#### Task directions:
Extract all lines that hold the string "paper".

#### Provided information:
** Start **

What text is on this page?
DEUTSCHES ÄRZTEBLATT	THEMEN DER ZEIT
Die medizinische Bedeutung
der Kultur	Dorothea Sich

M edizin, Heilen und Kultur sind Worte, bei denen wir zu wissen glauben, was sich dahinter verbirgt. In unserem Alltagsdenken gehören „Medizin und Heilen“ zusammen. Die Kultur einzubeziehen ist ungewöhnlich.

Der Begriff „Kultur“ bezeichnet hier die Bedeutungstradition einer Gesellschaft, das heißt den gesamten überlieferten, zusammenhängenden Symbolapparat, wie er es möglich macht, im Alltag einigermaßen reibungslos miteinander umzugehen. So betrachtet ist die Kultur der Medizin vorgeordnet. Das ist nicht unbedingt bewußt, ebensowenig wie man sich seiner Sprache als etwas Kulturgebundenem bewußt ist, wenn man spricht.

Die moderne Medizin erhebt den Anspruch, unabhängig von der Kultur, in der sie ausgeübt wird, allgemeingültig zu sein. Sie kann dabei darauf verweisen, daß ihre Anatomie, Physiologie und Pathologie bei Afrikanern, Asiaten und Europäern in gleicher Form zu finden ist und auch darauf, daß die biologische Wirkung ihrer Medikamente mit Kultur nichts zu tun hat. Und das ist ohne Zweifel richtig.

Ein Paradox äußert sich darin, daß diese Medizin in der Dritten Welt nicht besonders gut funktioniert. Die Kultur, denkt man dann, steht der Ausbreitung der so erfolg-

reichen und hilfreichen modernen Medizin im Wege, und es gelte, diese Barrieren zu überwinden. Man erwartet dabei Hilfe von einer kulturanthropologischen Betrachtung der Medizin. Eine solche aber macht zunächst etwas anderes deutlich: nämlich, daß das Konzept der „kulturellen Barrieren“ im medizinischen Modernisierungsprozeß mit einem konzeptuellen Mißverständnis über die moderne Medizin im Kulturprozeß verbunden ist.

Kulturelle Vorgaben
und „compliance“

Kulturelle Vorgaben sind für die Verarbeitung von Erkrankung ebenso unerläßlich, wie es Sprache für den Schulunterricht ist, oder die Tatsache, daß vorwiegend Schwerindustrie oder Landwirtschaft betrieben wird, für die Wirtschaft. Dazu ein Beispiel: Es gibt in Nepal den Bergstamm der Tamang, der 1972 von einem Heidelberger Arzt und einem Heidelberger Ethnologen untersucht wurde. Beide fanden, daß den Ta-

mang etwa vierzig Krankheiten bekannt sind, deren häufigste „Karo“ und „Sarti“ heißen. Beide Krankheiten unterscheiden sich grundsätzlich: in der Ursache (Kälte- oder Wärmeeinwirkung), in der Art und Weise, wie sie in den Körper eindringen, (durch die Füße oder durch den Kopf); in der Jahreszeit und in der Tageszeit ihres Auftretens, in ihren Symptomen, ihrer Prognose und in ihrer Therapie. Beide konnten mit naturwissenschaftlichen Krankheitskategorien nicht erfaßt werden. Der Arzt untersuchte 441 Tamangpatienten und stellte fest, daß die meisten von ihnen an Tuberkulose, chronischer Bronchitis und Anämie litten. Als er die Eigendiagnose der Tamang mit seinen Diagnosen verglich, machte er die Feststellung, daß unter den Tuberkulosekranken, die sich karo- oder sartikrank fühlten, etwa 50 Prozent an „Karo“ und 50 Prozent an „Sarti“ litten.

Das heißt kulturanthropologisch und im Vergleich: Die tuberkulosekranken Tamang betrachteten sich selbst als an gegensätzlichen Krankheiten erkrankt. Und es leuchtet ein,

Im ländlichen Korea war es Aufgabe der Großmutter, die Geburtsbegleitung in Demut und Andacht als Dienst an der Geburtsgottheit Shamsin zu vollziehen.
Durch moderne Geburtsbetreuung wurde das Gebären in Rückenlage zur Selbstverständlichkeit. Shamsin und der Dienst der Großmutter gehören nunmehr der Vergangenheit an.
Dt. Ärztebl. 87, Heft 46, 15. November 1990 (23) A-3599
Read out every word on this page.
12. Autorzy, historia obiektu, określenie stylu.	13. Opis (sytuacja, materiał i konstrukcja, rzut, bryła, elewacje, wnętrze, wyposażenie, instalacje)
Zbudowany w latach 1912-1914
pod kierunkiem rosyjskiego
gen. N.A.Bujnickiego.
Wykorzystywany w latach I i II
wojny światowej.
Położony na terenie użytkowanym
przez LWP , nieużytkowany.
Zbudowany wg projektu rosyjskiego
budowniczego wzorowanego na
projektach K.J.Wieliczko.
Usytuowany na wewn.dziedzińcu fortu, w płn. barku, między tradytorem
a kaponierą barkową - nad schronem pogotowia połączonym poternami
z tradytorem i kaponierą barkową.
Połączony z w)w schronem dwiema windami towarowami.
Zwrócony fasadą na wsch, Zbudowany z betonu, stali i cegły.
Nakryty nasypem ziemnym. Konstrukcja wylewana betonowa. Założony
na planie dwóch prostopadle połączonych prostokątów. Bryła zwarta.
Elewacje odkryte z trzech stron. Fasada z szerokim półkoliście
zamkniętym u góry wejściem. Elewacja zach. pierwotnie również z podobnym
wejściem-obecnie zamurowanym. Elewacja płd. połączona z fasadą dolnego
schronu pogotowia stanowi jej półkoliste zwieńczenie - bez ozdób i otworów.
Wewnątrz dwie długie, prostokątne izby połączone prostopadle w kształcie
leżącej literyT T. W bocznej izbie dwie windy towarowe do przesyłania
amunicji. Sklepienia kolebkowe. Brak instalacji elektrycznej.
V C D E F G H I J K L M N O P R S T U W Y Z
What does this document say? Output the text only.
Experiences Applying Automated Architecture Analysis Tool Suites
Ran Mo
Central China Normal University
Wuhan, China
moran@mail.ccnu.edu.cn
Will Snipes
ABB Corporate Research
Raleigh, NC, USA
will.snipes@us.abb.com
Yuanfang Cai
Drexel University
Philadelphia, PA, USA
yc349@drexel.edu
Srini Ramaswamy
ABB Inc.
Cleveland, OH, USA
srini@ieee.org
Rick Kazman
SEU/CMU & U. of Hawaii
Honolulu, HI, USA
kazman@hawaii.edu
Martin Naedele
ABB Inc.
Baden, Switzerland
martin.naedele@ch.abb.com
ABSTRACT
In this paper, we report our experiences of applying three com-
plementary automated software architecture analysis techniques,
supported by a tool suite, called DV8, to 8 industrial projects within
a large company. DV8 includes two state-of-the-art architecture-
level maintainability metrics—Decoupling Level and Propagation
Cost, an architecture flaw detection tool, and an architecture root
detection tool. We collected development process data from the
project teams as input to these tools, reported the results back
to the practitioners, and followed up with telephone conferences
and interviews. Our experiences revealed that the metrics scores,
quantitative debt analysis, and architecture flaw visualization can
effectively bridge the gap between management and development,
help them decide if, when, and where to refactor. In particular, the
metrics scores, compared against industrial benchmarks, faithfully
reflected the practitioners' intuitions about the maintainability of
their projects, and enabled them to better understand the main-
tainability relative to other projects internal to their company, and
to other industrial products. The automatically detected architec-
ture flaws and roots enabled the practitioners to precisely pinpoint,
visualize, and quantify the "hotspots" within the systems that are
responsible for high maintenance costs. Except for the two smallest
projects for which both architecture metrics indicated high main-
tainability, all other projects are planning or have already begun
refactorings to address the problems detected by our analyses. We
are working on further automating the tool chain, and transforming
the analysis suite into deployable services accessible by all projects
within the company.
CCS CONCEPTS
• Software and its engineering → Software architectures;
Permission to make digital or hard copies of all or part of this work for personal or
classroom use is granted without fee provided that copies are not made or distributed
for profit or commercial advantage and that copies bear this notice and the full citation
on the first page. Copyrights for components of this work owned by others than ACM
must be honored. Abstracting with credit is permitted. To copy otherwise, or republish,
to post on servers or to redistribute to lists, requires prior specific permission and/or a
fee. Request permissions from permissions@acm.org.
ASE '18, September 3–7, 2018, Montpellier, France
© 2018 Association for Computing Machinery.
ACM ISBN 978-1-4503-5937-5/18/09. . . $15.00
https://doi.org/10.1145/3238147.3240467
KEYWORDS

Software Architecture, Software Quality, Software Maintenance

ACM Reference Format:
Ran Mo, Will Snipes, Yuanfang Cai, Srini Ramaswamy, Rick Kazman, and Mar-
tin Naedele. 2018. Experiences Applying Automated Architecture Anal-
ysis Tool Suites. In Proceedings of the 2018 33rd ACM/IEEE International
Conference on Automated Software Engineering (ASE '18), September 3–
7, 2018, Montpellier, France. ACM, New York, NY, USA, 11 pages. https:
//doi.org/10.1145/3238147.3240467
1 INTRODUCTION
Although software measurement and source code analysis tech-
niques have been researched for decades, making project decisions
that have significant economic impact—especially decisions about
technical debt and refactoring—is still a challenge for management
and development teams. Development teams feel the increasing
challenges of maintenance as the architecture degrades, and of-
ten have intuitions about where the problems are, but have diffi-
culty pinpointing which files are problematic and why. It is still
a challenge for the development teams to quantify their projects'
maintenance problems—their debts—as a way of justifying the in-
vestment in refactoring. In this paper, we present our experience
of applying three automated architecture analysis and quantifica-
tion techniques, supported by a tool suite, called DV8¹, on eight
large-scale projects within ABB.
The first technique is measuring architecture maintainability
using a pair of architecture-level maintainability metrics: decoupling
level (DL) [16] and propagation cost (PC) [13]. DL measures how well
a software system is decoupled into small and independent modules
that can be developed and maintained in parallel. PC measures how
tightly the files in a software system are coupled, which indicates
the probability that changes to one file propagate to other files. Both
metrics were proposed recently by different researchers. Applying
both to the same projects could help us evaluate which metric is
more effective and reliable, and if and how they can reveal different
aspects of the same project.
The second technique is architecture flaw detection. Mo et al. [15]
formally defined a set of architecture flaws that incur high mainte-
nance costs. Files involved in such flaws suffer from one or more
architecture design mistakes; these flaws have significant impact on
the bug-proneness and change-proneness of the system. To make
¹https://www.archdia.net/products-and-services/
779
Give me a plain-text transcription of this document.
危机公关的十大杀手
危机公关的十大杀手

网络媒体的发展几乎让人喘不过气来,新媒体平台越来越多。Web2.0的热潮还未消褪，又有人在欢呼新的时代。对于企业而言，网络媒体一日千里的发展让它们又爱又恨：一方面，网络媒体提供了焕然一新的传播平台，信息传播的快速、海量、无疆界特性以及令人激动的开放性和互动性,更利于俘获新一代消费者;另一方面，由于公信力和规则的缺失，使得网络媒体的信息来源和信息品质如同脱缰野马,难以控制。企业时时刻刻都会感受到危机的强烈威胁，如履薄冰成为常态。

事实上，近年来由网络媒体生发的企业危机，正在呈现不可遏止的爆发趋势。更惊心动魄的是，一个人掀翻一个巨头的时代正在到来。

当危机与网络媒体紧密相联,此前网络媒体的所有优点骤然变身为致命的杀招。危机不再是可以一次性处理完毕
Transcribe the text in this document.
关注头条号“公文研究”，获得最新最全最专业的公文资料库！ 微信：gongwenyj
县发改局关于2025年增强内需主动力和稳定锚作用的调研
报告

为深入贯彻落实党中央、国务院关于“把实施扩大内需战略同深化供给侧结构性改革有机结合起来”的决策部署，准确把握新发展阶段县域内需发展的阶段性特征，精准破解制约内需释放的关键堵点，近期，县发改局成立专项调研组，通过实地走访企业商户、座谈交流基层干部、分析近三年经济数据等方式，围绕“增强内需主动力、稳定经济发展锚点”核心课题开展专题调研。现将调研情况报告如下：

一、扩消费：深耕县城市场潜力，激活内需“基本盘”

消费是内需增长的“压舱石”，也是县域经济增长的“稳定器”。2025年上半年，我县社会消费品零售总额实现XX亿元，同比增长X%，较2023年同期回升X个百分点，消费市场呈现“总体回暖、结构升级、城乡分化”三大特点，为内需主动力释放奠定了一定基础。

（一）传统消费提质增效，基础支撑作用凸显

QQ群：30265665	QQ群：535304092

** End **

#### Complete output:
In this paper, we report our experiences of applying three com-
vestment in refactoring. In this paper, we present our experience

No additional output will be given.